--- start Data listing ---

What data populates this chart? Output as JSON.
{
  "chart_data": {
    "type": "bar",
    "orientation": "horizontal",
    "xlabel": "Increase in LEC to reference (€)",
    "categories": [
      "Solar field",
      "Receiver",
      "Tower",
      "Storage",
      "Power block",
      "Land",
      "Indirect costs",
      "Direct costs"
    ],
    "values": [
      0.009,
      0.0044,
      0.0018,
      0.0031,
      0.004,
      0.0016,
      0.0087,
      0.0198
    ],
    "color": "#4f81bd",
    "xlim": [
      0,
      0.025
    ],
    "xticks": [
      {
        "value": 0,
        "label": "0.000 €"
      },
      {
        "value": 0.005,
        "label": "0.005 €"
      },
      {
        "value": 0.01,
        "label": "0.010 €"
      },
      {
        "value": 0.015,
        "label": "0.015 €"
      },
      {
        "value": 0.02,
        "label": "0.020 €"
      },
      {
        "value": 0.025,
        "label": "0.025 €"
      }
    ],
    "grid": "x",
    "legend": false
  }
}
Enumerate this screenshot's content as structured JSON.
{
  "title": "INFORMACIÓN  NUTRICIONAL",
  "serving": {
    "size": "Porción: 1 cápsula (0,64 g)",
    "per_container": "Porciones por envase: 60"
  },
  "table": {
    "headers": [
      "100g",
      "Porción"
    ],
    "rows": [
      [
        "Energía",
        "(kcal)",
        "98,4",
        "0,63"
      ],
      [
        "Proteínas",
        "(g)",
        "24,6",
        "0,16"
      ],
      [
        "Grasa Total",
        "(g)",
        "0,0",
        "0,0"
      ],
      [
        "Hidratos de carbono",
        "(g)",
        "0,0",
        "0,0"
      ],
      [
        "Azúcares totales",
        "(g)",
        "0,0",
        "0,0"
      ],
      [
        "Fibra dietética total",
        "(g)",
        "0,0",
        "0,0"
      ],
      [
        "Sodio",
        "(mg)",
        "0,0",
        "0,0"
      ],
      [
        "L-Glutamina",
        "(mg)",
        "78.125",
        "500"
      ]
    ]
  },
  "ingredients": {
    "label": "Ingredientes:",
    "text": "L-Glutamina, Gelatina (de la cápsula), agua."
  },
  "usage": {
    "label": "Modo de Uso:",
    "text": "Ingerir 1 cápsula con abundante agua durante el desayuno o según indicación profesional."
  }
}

--- end Data listing ---

Find "Enumerate this screenshot's" in the data above, then repeat that line and all lines after it exactly, ending with the final line.

Response to the exercise:
Enumerate this screenshot's content as structured JSON.
{
  "title": "INFORMACIÓN  NUTRICIONAL",
  "serving": {
    "size": "Porción: 1 cápsula (0,64 g)",
    "per_container": "Porciones por envase: 60"
  },
  "table": {
    "headers": [
      "100g",
      "Porción"
    ],
    "rows": [
      [
        "Energía",
        "(kcal)",
        "98,4",
        "0,63"
      ],
      [
        "Proteínas",
        "(g)",
        "24,6",
        "0,16"
      ],
      [
        "Grasa Total",
        "(g)",
        "0,0",
        "0,0"
      ],
      [
        "Hidratos de carbono",
        "(g)",
        "0,0",
        "0,0"
      ],
      [
        "Azúcares totales",
        "(g)",
        "0,0",
        "0,0"
      ],
      [
        "Fibra dietética total",
        "(g)",
        "0,0",
        "0,0"
      ],
      [
        "Sodio",
        "(mg)",
        "0,0",
        "0,0"
      ],
      [
        "L-Glutamina",
        "(mg)",
        "78.125",
        "500"
      ]
    ]
  },
  "ingredients": {
    "label": "Ingredientes:",
    "text": "L-Glutamina, Gelatina (de la cápsula), agua."
  },
  "usage": {
    "label": "Modo de Uso:",
    "text": "Ingerir 1 cápsula con abundante agua durante el desayuno o según indicación profesional."
  }
}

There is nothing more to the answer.